### SELECTED PASSAGE:
Now, suppose you want to type “1”. You look for it, and you see it’s on the “Q” key, but in the lower right corner. That means you need to press a function key, labelled “Raise”, and then the “Q” key. They keyboard will act as if you pressed the “1” key.

But what if you wanted to press “!”? You could press and hold “Raise”, then press and hold “Shift” and then press “Q”, but that is a bit of gimnastics, so the Planck layout that this layout is loosely based on invented a shortcut: the “Lower” key, which is basically equivalent to “Raise”+”Shift”. So to type “!” you simply press and hold “Lower” and then press “Q”. This way you almost never have to press more than two keys at once. The “Raise” and “Lower” keys are pressed with your thumbs, so they don’t interfere with your regular typing movements.

The only problem is that you now how to learn where all the symbols are again. But if you look carefully, you will notice that they are pretty much in the same places as on a regular keyboard, only compressed a little bit. So the top row is numbers, like on QWERTY, with the minus and plus keys wrapped around. Quote and colon merged together, question mark moved up one row, and square brackets got pushed down a bit, but they now sit on the same keys as greater than and lower than, so that’s easy to remember. Backslash is always a problem, it landed in the only spot that was left.

### BRIEF A:
Copy the records below word for word, from their first line up to and including the line with "y-tick-label: 1200 — [50, 219, 76, 235]".

### INPUT DATA:
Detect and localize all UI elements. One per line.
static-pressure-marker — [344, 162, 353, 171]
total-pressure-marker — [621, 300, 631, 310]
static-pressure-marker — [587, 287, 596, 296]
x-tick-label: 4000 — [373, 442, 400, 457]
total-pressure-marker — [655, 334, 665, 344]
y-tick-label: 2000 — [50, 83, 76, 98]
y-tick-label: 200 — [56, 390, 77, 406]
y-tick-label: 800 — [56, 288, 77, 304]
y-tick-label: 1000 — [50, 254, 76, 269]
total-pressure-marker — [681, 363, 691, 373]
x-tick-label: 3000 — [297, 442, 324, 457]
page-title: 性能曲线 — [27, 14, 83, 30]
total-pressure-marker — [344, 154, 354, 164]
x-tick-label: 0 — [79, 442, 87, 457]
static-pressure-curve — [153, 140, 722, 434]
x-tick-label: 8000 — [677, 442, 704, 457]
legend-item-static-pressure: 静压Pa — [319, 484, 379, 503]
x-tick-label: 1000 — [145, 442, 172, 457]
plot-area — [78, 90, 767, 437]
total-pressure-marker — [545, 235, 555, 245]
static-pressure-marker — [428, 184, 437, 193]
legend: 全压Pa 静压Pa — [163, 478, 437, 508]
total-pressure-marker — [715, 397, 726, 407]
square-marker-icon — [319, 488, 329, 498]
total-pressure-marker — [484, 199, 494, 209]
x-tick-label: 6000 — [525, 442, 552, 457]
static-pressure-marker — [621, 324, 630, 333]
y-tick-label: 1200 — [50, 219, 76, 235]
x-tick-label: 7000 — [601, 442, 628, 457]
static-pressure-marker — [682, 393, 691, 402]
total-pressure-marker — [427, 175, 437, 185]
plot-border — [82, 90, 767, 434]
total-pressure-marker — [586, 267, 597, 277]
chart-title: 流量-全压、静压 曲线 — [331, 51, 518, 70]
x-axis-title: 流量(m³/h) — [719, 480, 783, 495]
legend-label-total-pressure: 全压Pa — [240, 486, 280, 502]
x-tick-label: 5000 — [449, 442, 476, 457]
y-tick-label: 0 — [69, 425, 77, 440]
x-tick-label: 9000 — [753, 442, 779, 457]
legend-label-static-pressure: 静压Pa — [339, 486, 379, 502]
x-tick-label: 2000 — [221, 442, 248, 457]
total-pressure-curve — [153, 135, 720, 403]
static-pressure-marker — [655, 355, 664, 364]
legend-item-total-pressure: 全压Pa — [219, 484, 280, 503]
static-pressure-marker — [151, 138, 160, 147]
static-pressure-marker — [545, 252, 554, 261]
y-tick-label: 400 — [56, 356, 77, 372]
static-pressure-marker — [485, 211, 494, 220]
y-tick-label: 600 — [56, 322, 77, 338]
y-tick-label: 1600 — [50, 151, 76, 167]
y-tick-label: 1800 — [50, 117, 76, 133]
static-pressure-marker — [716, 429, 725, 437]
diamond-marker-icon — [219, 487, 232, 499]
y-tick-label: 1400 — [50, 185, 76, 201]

### BRIEF B:
Pick up the passage about the compact keyboard layout above and keep writing from the point where it stops.

### EXERCISE ANSWER A:
Detect and localize all UI elements. One per line.
static-pressure-marker — [344, 162, 353, 171]
total-pressure-marker — [621, 300, 631, 310]
static-pressure-marker — [587, 287, 596, 296]
x-tick-label: 4000 — [373, 442, 400, 457]
total-pressure-marker — [655, 334, 665, 344]
y-tick-label: 2000 — [50, 83, 76, 98]
y-tick-label: 200 — [56, 390, 77, 406]
y-tick-label: 800 — [56, 288, 77, 304]
y-tick-label: 1000 — [50, 254, 76, 269]
total-pressure-marker — [681, 363, 691, 373]
x-tick-label: 3000 — [297, 442, 324, 457]
page-title: 性能曲线 — [27, 14, 83, 30]
total-pressure-marker — [344, 154, 354, 164]
x-tick-label: 0 — [79, 442, 87, 457]
static-pressure-curve — [153, 140, 722, 434]
x-tick-label: 8000 — [677, 442, 704, 457]
legend-item-static-pressure: 静压Pa — [319, 484, 379, 503]
x-tick-label: 1000 — [145, 442, 172, 457]
plot-area — [78, 90, 767, 437]
total-pressure-marker — [545, 235, 555, 245]
static-pressure-marker — [428, 184, 437, 193]
legend: 全压Pa 静压Pa — [163, 478, 437, 508]
total-pressure-marker — [715, 397, 726, 407]
square-marker-icon — [319, 488, 329, 498]
total-pressure-marker — [484, 199, 494, 209]
x-tick-label: 6000 — [525, 442, 552, 457]
static-pressure-marker — [621, 324, 630, 333]
y-tick-label: 1200 — [50, 219, 76, 235]

### EXERCISE ANSWER B:
All the cursor movement keys are in their logical places too. Page up and down are on up and down arrows, and Home and End are on the left and right ones. Del and Ins got moved away a bit in this particular layout, because I really need the right Alt key where it is, for typing Polish accented characters. Normally Del would go there, so it’s together with all the other cursor movement keys.

I still have some room for additional keys if I needed them. Backspace, for example, could have a “lock screen” as a second function. But I figured I will be adding those as I need them and get used to the rest.